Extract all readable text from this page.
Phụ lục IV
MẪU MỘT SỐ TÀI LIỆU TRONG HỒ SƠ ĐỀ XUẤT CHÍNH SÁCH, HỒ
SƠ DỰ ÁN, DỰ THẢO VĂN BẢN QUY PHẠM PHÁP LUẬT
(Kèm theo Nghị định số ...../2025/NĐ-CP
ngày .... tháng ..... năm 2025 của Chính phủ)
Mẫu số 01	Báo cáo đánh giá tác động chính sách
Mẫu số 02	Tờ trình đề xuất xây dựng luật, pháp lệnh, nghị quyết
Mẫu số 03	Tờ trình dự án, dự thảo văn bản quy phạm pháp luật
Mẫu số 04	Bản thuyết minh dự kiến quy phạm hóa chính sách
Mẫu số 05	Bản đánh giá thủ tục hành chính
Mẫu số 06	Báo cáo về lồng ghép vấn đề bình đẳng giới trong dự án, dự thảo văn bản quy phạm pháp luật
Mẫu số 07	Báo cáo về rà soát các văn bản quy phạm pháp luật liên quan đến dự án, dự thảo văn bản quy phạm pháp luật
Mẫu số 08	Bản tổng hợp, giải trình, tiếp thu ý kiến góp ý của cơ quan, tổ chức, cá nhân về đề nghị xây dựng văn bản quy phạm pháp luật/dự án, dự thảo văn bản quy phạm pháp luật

----

### [EXERCISE DIRECTIONS]
Reproduce the material above, every line of it, exactly.

### [CORRECT OUTPUT]
Extract all readable text from this page.
Phụ lục IV
MẪU MỘT SỐ TÀI LIỆU TRONG HỒ SƠ ĐỀ XUẤT CHÍNH SÁCH, HỒ
SƠ DỰ ÁN, DỰ THẢO VĂN BẢN QUY PHẠM PHÁP LUẬT
(Kèm theo Nghị định số ...../2025/NĐ-CP
ngày .... tháng ..... năm 2025 của Chính phủ)
Mẫu số 01	Báo cáo đánh giá tác động chính sách
Mẫu số 02	Tờ trình đề xuất xây dựng luật, pháp lệnh, nghị quyết
Mẫu số 03	Tờ trình dự án, dự thảo văn bản quy phạm pháp luật
Mẫu số 04	Bản thuyết minh dự kiến quy phạm hóa chính sách
Mẫu số 05	Bản đánh giá thủ tục hành chính
Mẫu số 06	Báo cáo về lồng ghép vấn đề bình đẳng giới trong dự án, dự thảo văn bản quy phạm pháp luật
Mẫu số 07	Báo cáo về rà soát các văn bản quy phạm pháp luật liên quan đến dự án, dự thảo văn bản quy phạm pháp luật
Mẫu số 08	Bản tổng hợp, giải trình, tiếp thu ý kiến góp ý của cơ quan, tổ chức, cá nhân về đề nghị xây dựng văn bản quy phạm pháp luật/dự án, dự thảo văn bản quy phạm pháp luật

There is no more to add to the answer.